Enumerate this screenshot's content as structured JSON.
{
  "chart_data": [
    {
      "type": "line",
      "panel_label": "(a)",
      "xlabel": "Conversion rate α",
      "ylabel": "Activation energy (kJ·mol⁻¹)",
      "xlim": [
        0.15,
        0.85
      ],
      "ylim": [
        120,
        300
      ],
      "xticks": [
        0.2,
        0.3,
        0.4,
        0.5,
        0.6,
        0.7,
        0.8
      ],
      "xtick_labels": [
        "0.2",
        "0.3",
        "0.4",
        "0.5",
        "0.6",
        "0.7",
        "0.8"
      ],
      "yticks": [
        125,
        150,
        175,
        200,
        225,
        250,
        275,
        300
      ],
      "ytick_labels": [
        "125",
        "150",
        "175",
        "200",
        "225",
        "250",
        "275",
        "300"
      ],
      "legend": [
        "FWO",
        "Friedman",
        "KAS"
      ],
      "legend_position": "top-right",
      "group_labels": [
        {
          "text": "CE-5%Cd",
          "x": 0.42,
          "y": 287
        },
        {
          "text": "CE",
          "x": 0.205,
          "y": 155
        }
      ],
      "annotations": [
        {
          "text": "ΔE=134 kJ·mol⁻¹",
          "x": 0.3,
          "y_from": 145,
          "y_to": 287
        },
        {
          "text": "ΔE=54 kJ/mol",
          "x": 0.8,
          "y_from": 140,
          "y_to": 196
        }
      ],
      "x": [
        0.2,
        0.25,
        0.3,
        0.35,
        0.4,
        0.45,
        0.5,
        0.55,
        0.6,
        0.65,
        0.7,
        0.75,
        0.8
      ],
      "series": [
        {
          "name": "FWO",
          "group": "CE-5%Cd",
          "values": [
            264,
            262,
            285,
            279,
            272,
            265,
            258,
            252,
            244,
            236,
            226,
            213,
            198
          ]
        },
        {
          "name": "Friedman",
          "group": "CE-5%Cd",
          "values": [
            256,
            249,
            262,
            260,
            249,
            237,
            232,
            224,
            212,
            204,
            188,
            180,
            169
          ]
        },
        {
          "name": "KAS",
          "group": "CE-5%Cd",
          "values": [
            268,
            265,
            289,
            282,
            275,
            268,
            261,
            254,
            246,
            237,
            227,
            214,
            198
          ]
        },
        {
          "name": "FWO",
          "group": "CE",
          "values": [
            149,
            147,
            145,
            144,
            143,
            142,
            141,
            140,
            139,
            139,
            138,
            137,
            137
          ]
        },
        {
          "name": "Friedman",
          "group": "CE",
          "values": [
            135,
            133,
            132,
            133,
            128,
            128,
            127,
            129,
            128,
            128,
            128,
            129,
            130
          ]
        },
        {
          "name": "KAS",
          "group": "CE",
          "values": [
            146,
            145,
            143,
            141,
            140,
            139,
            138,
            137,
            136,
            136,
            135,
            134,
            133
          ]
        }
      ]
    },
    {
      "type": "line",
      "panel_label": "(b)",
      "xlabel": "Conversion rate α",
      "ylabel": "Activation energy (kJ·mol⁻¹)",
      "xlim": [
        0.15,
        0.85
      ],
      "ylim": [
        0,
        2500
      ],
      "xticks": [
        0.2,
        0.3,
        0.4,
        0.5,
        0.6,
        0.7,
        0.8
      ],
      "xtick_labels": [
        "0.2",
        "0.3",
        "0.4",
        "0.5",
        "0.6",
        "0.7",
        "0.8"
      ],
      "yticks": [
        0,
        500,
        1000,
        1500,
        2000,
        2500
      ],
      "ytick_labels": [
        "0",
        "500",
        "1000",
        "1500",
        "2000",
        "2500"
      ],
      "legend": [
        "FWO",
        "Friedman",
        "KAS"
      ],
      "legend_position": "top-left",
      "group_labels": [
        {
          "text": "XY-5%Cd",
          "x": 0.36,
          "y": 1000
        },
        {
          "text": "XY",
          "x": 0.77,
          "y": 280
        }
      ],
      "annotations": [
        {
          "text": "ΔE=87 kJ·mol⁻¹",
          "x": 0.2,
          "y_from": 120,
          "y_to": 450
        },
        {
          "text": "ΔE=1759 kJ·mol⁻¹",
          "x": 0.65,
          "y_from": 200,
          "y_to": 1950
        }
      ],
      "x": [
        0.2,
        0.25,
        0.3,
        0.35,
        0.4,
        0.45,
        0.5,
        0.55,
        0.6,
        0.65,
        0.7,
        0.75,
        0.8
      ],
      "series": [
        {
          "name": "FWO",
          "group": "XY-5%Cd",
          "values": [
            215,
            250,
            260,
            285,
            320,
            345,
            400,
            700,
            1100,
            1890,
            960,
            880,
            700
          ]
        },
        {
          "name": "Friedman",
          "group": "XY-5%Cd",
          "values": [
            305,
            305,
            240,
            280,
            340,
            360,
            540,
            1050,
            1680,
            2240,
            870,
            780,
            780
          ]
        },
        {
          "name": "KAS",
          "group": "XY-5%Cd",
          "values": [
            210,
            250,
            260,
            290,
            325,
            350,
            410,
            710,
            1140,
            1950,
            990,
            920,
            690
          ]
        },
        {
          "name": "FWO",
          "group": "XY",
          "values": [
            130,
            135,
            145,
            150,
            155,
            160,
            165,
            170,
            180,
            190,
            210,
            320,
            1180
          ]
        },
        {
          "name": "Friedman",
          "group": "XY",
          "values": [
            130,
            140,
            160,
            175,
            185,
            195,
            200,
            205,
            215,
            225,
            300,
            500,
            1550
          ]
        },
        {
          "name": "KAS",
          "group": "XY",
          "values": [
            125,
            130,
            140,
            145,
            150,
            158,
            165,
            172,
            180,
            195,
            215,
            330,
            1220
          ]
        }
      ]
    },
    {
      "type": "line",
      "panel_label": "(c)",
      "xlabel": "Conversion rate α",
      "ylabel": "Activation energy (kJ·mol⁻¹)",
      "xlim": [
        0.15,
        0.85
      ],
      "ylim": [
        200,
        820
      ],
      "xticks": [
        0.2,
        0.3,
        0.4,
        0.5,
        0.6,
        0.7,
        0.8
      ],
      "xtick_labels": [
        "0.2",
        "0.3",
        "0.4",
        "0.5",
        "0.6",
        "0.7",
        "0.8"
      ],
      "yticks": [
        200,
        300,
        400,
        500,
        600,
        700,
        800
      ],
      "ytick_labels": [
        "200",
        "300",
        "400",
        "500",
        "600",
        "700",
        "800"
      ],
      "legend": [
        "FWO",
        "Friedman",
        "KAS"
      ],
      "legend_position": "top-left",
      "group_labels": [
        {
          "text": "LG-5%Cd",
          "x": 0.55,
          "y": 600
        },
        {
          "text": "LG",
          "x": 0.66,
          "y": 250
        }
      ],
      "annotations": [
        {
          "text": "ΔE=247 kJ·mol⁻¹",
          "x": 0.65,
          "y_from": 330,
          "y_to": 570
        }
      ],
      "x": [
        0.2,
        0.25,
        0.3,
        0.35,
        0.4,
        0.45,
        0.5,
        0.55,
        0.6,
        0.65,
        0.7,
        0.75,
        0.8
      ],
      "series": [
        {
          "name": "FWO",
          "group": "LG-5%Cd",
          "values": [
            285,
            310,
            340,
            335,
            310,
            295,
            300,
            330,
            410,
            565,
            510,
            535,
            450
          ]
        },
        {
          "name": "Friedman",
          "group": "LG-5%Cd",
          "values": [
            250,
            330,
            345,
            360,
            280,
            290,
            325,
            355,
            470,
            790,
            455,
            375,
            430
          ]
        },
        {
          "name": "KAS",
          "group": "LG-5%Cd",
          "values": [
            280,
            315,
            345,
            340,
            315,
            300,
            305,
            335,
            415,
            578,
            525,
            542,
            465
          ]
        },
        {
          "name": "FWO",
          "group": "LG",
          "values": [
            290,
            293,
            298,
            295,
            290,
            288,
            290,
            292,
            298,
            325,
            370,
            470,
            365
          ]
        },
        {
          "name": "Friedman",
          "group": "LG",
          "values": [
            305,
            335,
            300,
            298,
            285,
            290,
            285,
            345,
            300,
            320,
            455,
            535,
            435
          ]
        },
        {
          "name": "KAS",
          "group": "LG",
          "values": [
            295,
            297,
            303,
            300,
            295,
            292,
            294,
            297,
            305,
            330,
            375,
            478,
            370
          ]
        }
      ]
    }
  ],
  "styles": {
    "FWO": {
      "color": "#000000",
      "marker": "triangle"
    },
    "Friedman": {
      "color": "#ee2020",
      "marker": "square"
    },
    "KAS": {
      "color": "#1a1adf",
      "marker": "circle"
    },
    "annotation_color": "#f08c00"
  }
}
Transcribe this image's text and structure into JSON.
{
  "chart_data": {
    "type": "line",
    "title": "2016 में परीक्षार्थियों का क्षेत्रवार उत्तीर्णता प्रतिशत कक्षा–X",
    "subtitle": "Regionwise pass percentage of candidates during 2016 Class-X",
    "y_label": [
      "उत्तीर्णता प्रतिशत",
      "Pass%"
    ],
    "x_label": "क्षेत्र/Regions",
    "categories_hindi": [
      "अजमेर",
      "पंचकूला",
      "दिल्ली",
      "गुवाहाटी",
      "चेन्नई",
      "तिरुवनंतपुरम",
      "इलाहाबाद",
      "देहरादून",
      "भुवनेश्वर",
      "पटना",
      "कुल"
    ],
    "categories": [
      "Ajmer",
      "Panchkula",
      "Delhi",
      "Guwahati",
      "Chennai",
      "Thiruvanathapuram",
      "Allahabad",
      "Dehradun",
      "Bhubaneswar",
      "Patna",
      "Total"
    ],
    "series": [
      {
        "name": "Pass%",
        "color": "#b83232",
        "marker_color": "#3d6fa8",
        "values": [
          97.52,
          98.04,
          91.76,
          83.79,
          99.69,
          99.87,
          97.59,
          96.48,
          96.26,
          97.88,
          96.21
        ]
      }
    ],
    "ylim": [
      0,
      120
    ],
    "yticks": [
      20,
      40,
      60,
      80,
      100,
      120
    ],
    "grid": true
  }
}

> TASK TO CARRY OUT
Only the lines from the one containing "Transcribe this image's" to the end of the records should be repeated, exactly as they appear.

> EXERCISE ANSWER
Transcribe this image's text and structure into JSON.
{
  "chart_data": {
    "type": "line",
    "title": "2016 में परीक्षार्थियों का क्षेत्रवार उत्तीर्णता प्रतिशत कक्षा–X",
    "subtitle": "Regionwise pass percentage of candidates during 2016 Class-X",
    "y_label": [
      "उत्तीर्णता प्रतिशत",
      "Pass%"
    ],
    "x_label": "क्षेत्र/Regions",
    "categories_hindi": [
      "अजमेर",
      "पंचकूला",
      "दिल्ली",
      "गुवाहाटी",
      "चेन्नई",
      "तिरुवनंतपुरम",
      "इलाहाबाद",
      "देहरादून",
      "भुवनेश्वर",
      "पटना",
      "कुल"
    ],
    "categories": [
      "Ajmer",
      "Panchkula",
      "Delhi",
      "Guwahati",
      "Chennai",
      "Thiruvanathapuram",
      "Allahabad",
      "Dehradun",
      "Bhubaneswar",
      "Patna",
      "Total"
    ],
    "series": [
      {
        "name": "Pass%",
        "color": "#b83232",
        "marker_color": "#3d6fa8",
        "values": [
          97.52,
          98.04,
          91.76,
          83.79,
          99.69,
          99.87,
          97.59,
          96.48,
          96.26,
          97.88,
          96.21
        ]
      }
    ],
    "ylim": [
      0,
      120
    ],
    "yticks": [
      20,
      40,
      60,
      80,
      100,
      120
    ],
    "grid": true
  }
}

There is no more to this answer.